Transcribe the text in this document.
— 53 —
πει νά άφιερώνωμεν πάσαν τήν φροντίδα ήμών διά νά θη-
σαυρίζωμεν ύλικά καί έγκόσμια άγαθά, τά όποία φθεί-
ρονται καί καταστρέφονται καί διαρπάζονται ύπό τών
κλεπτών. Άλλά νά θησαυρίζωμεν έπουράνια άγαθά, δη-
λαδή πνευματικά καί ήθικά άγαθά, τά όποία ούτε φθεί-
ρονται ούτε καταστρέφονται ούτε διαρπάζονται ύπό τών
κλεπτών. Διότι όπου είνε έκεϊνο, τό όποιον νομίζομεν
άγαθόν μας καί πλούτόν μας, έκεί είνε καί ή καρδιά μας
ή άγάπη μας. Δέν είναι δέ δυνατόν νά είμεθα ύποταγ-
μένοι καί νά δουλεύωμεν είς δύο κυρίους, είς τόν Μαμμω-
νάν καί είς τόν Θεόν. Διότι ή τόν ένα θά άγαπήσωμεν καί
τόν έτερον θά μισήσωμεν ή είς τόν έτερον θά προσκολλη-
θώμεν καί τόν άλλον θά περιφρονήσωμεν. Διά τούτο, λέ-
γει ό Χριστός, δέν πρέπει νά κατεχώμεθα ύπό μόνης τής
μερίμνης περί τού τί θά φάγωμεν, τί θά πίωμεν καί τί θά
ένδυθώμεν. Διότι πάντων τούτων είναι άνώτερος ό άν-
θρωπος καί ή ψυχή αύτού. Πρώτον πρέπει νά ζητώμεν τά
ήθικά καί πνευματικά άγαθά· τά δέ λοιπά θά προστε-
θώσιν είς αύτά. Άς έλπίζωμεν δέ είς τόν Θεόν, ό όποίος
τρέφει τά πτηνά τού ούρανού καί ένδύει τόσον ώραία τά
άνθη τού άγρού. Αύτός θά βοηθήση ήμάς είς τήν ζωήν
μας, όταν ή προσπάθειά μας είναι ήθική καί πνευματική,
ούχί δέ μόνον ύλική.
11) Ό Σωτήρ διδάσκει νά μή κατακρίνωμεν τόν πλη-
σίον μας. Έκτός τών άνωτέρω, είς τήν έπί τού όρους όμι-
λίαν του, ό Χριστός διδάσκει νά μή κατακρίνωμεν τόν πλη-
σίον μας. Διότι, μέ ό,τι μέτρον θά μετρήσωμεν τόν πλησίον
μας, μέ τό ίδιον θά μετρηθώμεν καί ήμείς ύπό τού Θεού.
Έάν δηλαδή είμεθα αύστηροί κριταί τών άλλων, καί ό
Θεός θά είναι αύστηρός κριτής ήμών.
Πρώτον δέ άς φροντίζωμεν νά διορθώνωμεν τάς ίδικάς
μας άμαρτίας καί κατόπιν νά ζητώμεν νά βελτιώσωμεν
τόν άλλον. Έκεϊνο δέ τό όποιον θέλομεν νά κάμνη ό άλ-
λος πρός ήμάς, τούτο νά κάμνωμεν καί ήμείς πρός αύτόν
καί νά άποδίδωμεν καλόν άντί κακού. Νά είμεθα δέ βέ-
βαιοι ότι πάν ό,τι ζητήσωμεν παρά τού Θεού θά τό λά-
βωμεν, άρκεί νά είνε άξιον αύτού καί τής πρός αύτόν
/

= = = = = = =

Filter the entries down to the lines containing "ούτε". Copy each of those lines.

**ANSWER TO THIS EXERCISE**
λαδή πνευματικά καί ήθικά άγαθά, τά όποία ούτε φθεί-
ρονται ούτε καταστρέφονται ούτε διαρπάζονται ύπό τών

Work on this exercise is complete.